* Dataset content:
↓

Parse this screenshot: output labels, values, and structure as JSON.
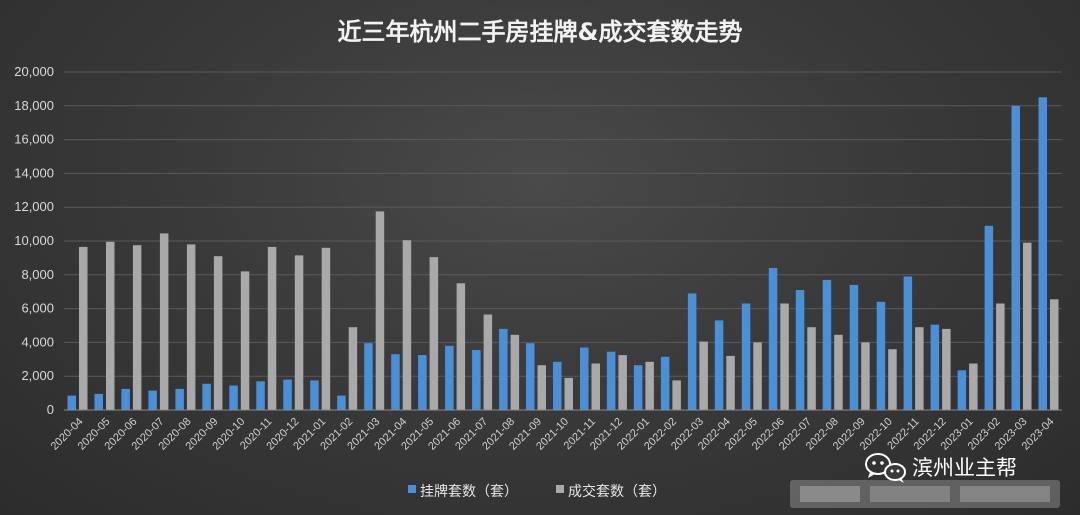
{
  "chart_data": {
    "type": "bar",
    "title": "近三年杭州二手房挂牌&成交套数走势",
    "xlabel": "",
    "ylabel": "",
    "ylim": [
      0,
      20000
    ],
    "yticks": [
      0,
      2000,
      4000,
      6000,
      8000,
      10000,
      12000,
      14000,
      16000,
      18000,
      20000
    ],
    "ytick_labels": [
      "0",
      "2,000",
      "4,000",
      "6,000",
      "8,000",
      "10,000",
      "12,000",
      "14,000",
      "16,000",
      "18,000",
      "20,000"
    ],
    "grid": true,
    "legend_position": "bottom",
    "categories": [
      "2020-04",
      "2020-05",
      "2020-06",
      "2020-07",
      "2020-08",
      "2020-09",
      "2020-10",
      "2020-11",
      "2020-12",
      "2021-01",
      "2021-02",
      "2021-03",
      "2021-04",
      "2021-05",
      "2021-06",
      "2021-07",
      "2021-08",
      "2021-09",
      "2021-10",
      "2021-11",
      "2021-12",
      "2022-01",
      "2022-02",
      "2022-03",
      "2022-04",
      "2022-05",
      "2022-06",
      "2022-07",
      "2022-08",
      "2022-09",
      "2022-10",
      "2022-11",
      "2022-12",
      "2023-01",
      "2023-02",
      "2023-03",
      "2023-04"
    ],
    "series": [
      {
        "name": "挂牌套数（套）",
        "color": "#4a90d9",
        "values": [
          850,
          950,
          1250,
          1150,
          1250,
          1550,
          1450,
          1700,
          1800,
          1750,
          850,
          3950,
          3300,
          3250,
          3800,
          3550,
          4800,
          3950,
          2850,
          3700,
          3450,
          2650,
          3150,
          6900,
          5300,
          6300,
          8400,
          7100,
          7700,
          7400,
          6400,
          7900,
          5050,
          2350,
          10900,
          18000,
          18500
        ]
      },
      {
        "name": "成交套数（套）",
        "color": "#a9a9a9",
        "values": [
          9650,
          9950,
          9750,
          10450,
          9800,
          9100,
          8200,
          9650,
          9150,
          9600,
          4900,
          11750,
          10050,
          9050,
          7500,
          5650,
          4450,
          2650,
          1900,
          2750,
          3250,
          2850,
          1750,
          4050,
          3200,
          4000,
          6300,
          4900,
          4450,
          4000,
          3600,
          4900,
          4800,
          2750,
          6300,
          9900,
          6550
        ]
      }
    ]
  },
  "watermark": {
    "icon": "wechat-icon",
    "text": "滨州业主帮"
  }
}
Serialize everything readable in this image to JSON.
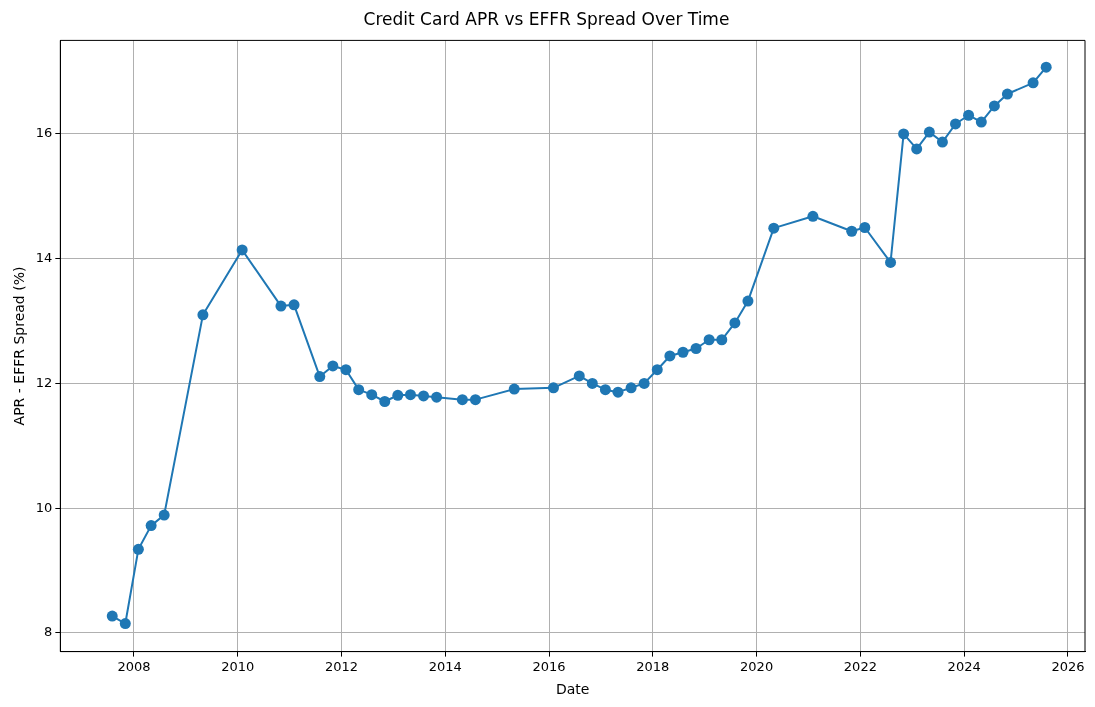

↑

* Work to complete:
Write out the records above once more, word for word, with no pictures.

* Finished answer:
Parse this screenshot: output labels, values, and structure as JSON.
{
  "chart_data": {
    "type": "bar",
    "title": "近三年杭州二手房挂牌&成交套数走势",
    "xlabel": "",
    "ylabel": "",
    "ylim": [
      0,
      20000
    ],
    "yticks": [
      0,
      2000,
      4000,
      6000,
      8000,
      10000,
      12000,
      14000,
      16000,
      18000,
      20000
    ],
    "ytick_labels": [
      "0",
      "2,000",
      "4,000",
      "6,000",
      "8,000",
      "10,000",
      "12,000",
      "14,000",
      "16,000",
      "18,000",
      "20,000"
    ],
    "grid": true,
    "legend_position": "bottom",
    "categories": [
      "2020-04",
      "2020-05",
      "2020-06",
      "2020-07",
      "2020-08",
      "2020-09",
      "2020-10",
      "2020-11",
      "2020-12",
      "2021-01",
      "2021-02",
      "2021-03",
      "2021-04",
      "2021-05",
      "2021-06",
      "2021-07",
      "2021-08",
      "2021-09",
      "2021-10",
      "2021-11",
      "2021-12",
      "2022-01",
      "2022-02",
      "2022-03",
      "2022-04",
      "2022-05",
      "2022-06",
      "2022-07",
      "2022-08",
      "2022-09",
      "2022-10",
      "2022-11",
      "2022-12",
      "2023-01",
      "2023-02",
      "2023-03",
      "2023-04"
    ],
    "series": [
      {
        "name": "挂牌套数（套）",
        "color": "#4a90d9",
        "values": [
          850,
          950,
          1250,
          1150,
          1250,
          1550,
          1450,
          1700,
          1800,
          1750,
          850,
          3950,
          3300,
          3250,
          3800,
          3550,
          4800,
          3950,
          2850,
          3700,
          3450,
          2650,
          3150,
          6900,
          5300,
          6300,
          8400,
          7100,
          7700,
          7400,
          6400,
          7900,
          5050,
          2350,
          10900,
          18000,
          18500
        ]
      },
      {
        "name": "成交套数（套）",
        "color": "#a9a9a9",
        "values": [
          9650,
          9950,
          9750,
          10450,
          9800,
          9100,
          8200,
          9650,
          9150,
          9600,
          4900,
          11750,
          10050,
          9050,
          7500,
          5650,
          4450,
          2650,
          1900,
          2750,
          3250,
          2850,
          1750,
          4050,
          3200,
          4000,
          6300,
          4900,
          4450,
          4000,
          3600,
          4900,
          4800,
          2750,
          6300,
          9900,
          6550
        ]
      }
    ]
  },
  "watermark": {
    "icon": "wechat-icon",
    "text": "滨州业主帮"
  }
}
Serialize everything readable in this image to JSON.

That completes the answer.